**Task:**
Continue the profile of Dai Due's sustainability work from its last sentence.

**Text segment:**
··········

The MICHELIN Green Star is awarded to restaurants who are at the forefront of the industry in sustainability. From sustainable cocktails to sustainable dining being a way of life in Baja California, these restaurants prove that being green can be just as tasty as their counterparts.
That’s why, every week, whether it's a restaurant that’s trained 2,000 employees to be more sustainable or a restaurant with a butchery that always uses the whole animal, we highlight a Green Star restaurant in North America, sharing their sustainability story and why it means so much to them.
Opened by Chef Jesse Griffiths and co-owner Tamara Mayfield, MICHELIN Bib Gourmand and Green Star Dai Due has roots dating back two decades. He started by building meals based on availability at the farmers' market, and by being strict about sourcing locally for produce, meat, fish, dairy, and wine, while using local butter, lard, beef tallow, and olive oil rather than seed oils.
Later, Griffiths began selling his own meats and ferments at the market and educating others. He wrote The Hog Book about hunting, butchering, and cooking wild hogs, and he opened the New School of Traditional Cookery based on hunting and fishing, which includes butchering, skinning, gutting, packaging, preserving, and cooking.
Before you dive in, check out our Inspectors' take on Dai Due here.
What is your philosophy on sustainability?
If you are invested in your community and you're invested in the area around you, you'll make better decisions about where you source food and how that food is sourced. That starts with a relationship with the producer, be that a fisherman in the Gulf or a farmer or a rancher or someone that's growing mushrooms here in town. If you know that person, you can foster this relationship with them that will then be better for the community.Almost always, these small producers in the community are doing things in a much more equitable, better, and sustainable way. We have to take care of the people that raise the food and the animals around us. If we're supporting them, it ensures that our area and our resources are protected and stewarded in the best way.
What’s the most sustainable dish on the menu?
Our oyster initiative. Texas is the last state to allow farming of oysters. As these oyster farms are coming on board, we're starting to see these incredibly high-quality oysters, and they're putting something back into the bay. They're reseeding oysters. They're creating habitat. They're not destroying any habitat. And they're basically rebuilding what we've been destroying for so long.Tell us about your most impactful initiative.
Feral hogs! Northern California is a massive produce-growing region, so if you were to open a restaurant there that's really focused on local food, it could be vegetables. Those areas are lush.
Texas is a very meat-centric place because of the terrain, topography, and water. Granted, we grow beautiful produce here—citrus, corn, potatoes, tomatoes, peppers—but we are very much a meat culture.
Our goal has been to promote the consumption of feral hogs. We are lessening their terrible impact on the environment, waterways, crops, and the competition that they have with native species like deer, quail, insects, and biomass under the ground. Taking an invasive, highly destructive feral hog, which causes millions of dollars in damage to agricultural crops in Texas every year, and being able to turn that into a viable food source is very important. They're perceived as being dangerous to eat or inedible, and it's just not true.

··········

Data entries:
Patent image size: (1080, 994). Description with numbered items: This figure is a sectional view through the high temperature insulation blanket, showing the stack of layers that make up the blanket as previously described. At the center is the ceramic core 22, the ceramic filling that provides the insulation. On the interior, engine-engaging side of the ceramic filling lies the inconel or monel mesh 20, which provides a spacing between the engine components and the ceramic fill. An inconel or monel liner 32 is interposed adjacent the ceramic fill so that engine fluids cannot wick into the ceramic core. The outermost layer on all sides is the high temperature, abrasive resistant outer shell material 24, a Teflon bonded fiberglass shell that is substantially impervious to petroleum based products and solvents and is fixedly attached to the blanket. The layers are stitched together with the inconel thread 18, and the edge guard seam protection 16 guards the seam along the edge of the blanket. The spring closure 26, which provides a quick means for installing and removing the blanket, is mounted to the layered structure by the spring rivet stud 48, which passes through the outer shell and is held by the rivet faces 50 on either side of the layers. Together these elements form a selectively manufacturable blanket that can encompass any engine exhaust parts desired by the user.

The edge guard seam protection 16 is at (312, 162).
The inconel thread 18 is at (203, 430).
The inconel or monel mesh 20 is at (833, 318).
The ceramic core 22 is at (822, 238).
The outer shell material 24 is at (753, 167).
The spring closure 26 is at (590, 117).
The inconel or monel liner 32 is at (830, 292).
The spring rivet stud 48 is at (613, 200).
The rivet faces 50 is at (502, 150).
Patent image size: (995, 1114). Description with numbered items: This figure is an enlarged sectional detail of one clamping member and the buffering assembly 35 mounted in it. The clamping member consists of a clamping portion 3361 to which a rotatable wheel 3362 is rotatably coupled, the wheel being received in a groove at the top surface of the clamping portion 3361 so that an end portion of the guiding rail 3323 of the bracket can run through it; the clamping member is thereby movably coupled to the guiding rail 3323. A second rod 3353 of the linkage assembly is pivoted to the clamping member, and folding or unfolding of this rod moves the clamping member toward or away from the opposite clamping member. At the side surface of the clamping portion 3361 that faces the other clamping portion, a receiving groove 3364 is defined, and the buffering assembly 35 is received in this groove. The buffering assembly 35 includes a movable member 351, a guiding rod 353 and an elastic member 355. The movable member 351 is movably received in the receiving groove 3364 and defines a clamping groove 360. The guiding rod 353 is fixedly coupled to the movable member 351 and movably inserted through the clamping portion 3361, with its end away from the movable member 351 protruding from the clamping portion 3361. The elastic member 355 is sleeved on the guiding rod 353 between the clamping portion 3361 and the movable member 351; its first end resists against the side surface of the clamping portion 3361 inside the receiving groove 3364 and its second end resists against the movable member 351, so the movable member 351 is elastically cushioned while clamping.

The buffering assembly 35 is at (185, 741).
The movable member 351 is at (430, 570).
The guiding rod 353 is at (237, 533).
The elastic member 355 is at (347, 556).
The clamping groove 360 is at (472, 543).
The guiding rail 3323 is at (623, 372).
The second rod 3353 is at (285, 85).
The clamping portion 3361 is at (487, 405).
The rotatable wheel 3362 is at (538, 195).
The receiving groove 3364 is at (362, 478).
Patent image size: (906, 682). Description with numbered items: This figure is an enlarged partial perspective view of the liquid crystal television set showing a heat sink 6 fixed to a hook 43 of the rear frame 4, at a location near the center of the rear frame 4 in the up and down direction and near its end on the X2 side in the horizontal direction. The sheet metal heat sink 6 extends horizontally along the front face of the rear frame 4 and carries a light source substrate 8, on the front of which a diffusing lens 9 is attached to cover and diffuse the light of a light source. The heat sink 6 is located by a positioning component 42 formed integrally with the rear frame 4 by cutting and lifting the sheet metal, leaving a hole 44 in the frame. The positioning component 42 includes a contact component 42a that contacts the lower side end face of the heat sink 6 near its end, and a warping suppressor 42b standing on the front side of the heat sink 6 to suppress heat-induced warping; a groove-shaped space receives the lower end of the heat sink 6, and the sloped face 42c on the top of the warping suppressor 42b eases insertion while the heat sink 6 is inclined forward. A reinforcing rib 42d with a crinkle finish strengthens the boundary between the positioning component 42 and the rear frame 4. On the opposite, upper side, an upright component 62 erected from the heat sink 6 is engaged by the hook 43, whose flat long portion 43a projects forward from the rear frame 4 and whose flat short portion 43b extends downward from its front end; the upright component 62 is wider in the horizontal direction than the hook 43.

··········

**Written response:**
And the way that other meat is produced in this country is drastically in need of change. Every pound of feral hog that we can serve is one less pound that might need to be taken out of a more broken food system.
What can other restaurants do to be more environmentally conscious?
Do your research and understand what these words mean. There's a lot of words thrown out there: all natural, local, things like that.Get to know the product. Get to know the people growing the product. Ask questions. Learn about practices. Learn how and why chickens were raised in a certain way. Learn how long beef has been on a feedlot, or if it even went to a feedlot, learn about how long the trip was between the pasture and the slaughterhouse. Go to a slaughterhouse. See it happen.
Go work on a farm. Find out what it's like to wake up after a hailstorm has come in and destroyed every tomato that you had. You'll never look at a tomato again the same way because you realize how incredibly hard all these people work to do it.
Find out when the tomato is planted, what kind of soil it prefers, and find out where that lamb was raised and what it ate, and what happens when a drought rolls through.
You gotta find out on that front end, and that'll really inform a lot of your decisions in the kitchen, and also foment a lot of respect for the food. Understand how precious every single item that walks in that back door is.
What’s one thing everyone can do to be more environmentally friendly in their daily lives?
What do you view as the future of sustainability in gastronomy?
I really believe in local food systems. Utilization of resources from far away distances ourselves too much from that source and from caring about that source.We need to shatter the entire system into a million small pieces, where we're reliant on our neighbors, and we can return to a more agrarian production society and create strong communities around food that are local. And then we will start to steward those resources.
We'll take care of the areas that they are grown in. You have to keep small producers, small farmers, small ranchers, beekeepers, people making cheese in business. We have to support them.